▸ Exercise directions:
Select, from the data, each line where "Compress" occurs.

▸ Data in this exercise:
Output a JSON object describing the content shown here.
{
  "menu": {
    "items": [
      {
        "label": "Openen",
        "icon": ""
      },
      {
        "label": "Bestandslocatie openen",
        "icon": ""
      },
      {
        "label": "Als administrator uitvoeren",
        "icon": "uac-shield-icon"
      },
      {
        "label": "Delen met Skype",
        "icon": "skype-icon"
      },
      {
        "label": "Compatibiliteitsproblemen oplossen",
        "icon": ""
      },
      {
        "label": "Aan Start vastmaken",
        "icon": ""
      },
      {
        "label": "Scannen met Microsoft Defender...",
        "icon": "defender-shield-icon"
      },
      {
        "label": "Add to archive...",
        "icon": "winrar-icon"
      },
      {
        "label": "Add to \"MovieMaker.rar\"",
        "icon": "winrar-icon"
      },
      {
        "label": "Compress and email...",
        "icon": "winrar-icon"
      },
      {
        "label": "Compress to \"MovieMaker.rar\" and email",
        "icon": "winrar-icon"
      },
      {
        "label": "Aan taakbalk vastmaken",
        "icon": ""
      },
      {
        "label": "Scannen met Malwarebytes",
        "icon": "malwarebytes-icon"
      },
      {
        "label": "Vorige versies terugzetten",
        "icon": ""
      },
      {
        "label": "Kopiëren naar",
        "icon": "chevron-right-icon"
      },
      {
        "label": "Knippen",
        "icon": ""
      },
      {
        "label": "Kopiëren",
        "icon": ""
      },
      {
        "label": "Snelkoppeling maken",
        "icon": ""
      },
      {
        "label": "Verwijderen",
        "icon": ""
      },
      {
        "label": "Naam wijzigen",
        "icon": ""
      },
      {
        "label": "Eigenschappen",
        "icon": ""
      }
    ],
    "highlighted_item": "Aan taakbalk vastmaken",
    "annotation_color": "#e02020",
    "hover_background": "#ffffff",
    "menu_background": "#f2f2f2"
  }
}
...
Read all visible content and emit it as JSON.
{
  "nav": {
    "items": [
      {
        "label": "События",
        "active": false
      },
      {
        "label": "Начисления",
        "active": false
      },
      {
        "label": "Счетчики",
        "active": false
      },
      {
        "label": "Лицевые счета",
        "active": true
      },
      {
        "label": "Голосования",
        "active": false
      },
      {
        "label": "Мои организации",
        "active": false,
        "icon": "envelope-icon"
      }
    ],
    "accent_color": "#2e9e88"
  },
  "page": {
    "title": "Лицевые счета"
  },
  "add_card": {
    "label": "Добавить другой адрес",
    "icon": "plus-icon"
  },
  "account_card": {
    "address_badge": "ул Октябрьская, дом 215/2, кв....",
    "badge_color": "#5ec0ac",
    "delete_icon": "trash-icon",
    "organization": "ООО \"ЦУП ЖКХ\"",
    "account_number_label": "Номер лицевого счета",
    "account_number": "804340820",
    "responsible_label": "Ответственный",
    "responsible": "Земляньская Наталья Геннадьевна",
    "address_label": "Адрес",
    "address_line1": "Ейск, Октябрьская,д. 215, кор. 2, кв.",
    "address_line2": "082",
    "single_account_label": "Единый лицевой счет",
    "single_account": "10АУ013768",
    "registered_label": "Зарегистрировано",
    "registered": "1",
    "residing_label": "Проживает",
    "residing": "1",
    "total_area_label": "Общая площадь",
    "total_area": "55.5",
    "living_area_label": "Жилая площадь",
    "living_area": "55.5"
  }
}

▸ Result:
        "label": "Compress and email...",
        "label": "Compress to \"MovieMaker.rar\" and email",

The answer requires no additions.